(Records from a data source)
'''
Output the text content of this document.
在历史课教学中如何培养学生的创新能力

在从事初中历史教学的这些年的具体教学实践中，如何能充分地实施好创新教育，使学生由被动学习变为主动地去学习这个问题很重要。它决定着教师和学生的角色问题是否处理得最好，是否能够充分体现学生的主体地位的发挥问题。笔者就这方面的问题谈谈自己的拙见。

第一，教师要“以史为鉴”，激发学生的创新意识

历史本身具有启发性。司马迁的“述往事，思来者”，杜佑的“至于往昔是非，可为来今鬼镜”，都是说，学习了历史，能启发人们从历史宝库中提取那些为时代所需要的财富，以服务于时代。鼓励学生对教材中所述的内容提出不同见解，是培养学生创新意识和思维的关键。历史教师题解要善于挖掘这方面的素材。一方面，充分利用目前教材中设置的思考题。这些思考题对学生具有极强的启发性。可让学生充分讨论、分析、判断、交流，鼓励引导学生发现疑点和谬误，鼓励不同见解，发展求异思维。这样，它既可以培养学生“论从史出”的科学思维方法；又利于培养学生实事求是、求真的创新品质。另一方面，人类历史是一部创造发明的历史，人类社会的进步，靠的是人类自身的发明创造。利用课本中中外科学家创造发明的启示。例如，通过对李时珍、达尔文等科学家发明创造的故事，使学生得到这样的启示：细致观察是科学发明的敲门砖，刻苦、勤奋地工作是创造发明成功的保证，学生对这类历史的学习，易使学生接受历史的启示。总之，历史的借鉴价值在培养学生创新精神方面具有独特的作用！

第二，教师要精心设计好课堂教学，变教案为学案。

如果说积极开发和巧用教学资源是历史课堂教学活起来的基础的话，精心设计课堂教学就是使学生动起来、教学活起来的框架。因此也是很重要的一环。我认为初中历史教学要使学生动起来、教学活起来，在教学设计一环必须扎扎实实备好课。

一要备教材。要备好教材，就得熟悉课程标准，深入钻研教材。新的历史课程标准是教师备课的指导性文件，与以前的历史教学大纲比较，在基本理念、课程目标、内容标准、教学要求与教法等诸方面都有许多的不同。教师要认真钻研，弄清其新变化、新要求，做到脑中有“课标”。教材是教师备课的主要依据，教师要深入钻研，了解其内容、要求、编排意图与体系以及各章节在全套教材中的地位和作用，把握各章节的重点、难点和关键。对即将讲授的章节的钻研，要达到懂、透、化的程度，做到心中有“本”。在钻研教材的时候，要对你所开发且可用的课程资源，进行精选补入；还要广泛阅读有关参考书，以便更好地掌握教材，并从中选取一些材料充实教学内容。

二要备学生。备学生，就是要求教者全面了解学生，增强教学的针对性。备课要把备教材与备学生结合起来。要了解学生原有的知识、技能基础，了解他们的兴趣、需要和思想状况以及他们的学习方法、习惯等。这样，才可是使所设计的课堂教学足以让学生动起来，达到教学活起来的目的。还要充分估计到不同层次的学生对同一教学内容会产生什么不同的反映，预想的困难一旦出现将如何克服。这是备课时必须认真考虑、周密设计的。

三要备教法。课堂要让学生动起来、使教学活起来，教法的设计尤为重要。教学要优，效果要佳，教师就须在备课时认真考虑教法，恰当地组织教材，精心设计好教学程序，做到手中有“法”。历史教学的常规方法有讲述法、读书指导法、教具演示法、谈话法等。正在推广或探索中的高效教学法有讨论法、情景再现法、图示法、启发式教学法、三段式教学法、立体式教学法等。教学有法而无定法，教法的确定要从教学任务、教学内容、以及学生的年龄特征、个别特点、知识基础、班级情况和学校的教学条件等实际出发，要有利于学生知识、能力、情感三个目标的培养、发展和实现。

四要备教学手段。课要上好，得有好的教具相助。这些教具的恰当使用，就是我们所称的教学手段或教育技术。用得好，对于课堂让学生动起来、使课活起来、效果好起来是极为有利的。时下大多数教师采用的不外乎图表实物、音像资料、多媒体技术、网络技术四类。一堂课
'''
Write out every line exactly as it stands.

Output the text content of this document.
在历史课教学中如何培养学生的创新能力

在从事初中历史教学的这些年的具体教学实践中，如何能充分地实施好创新教育，使学生由被动学习变为主动地去学习这个问题很重要。它决定着教师和学生的角色问题是否处理得最好，是否能够充分体现学生的主体地位的发挥问题。笔者就这方面的问题谈谈自己的拙见。

第一，教师要“以史为鉴”，激发学生的创新意识

历史本身具有启发性。司马迁的“述往事，思来者”，杜佑的“至于往昔是非，可为来今鬼镜”，都是说，学习了历史，能启发人们从历史宝库中提取那些为时代所需要的财富，以服务于时代。鼓励学生对教材中所述的内容提出不同见解，是培养学生创新意识和思维的关键。历史教师题解要善于挖掘这方面的素材。一方面，充分利用目前教材中设置的思考题。这些思考题对学生具有极强的启发性。可让学生充分讨论、分析、判断、交流，鼓励引导学生发现疑点和谬误，鼓励不同见解，发展求异思维。这样，它既可以培养学生“论从史出”的科学思维方法；又利于培养学生实事求是、求真的创新品质。另一方面，人类历史是一部创造发明的历史，人类社会的进步，靠的是人类自身的发明创造。利用课本中中外科学家创造发明的启示。例如，通过对李时珍、达尔文等科学家发明创造的故事，使学生得到这样的启示：细致观察是科学发明的敲门砖，刻苦、勤奋地工作是创造发明成功的保证，学生对这类历史的学习，易使学生接受历史的启示。总之，历史的借鉴价值在培养学生创新精神方面具有独特的作用！

第二，教师要精心设计好课堂教学，变教案为学案。

如果说积极开发和巧用教学资源是历史课堂教学活起来的基础的话，精心设计课堂教学就是使学生动起来、教学活起来的框架。因此也是很重要的一环。我认为初中历史教学要使学生动起来、教学活起来，在教学设计一环必须扎扎实实备好课。

一要备教材。要备好教材，就得熟悉课程标准，深入钻研教材。新的历史课程标准是教师备课的指导性文件，与以前的历史教学大纲比较，在基本理念、课程目标、内容标准、教学要求与教法等诸方面都有许多的不同。教师要认真钻研，弄清其新变化、新要求，做到脑中有“课标”。教材是教师备课的主要依据，教师要深入钻研，了解其内容、要求、编排意图与体系以及各章节在全套教材中的地位和作用，把握各章节的重点、难点和关键。对即将讲授的章节的钻研，要达到懂、透、化的程度，做到心中有“本”。在钻研教材的时候，要对你所开发且可用的课程资源，进行精选补入；还要广泛阅读有关参考书，以便更好地掌握教材，并从中选取一些材料充实教学内容。

二要备学生。备学生，就是要求教者全面了解学生，增强教学的针对性。备课要把备教材与备学生结合起来。要了解学生原有的知识、技能基础，了解他们的兴趣、需要和思想状况以及他们的学习方法、习惯等。这样，才可是使所设计的课堂教学足以让学生动起来，达到教学活起来的目的。还要充分估计到不同层次的学生对同一教学内容会产生什么不同的反映，预想的困难一旦出现将如何克服。这是备课时必须认真考虑、周密设计的。

三要备教法。课堂要让学生动起来、使教学活起来，教法的设计尤为重要。教学要优，效果要佳，教师就须在备课时认真考虑教法，恰当地组织教材，精心设计好教学程序，做到手中有“法”。历史教学的常规方法有讲述法、读书指导法、教具演示法、谈话法等。正在推广或探索中的高效教学法有讨论法、情景再现法、图示法、启发式教学法、三段式教学法、立体式教学法等。教学有法而无定法，教法的确定要从教学任务、教学内容、以及学生的年龄特征、个别特点、知识基础、班级情况和学校的教学条件等实际出发，要有利于学生知识、能力、情感三个目标的培养、发展和实现。

四要备教学手段。课要上好，得有好的教具相助。这些教具的恰当使用，就是我们所称的教学手段或教育技术。用得好，对于课堂让学生动起来、使课活起来、效果好起来是极为有利的。时下大多数教师采用的不外乎图表实物、音像资料、多媒体技术、网络技术四类。一堂课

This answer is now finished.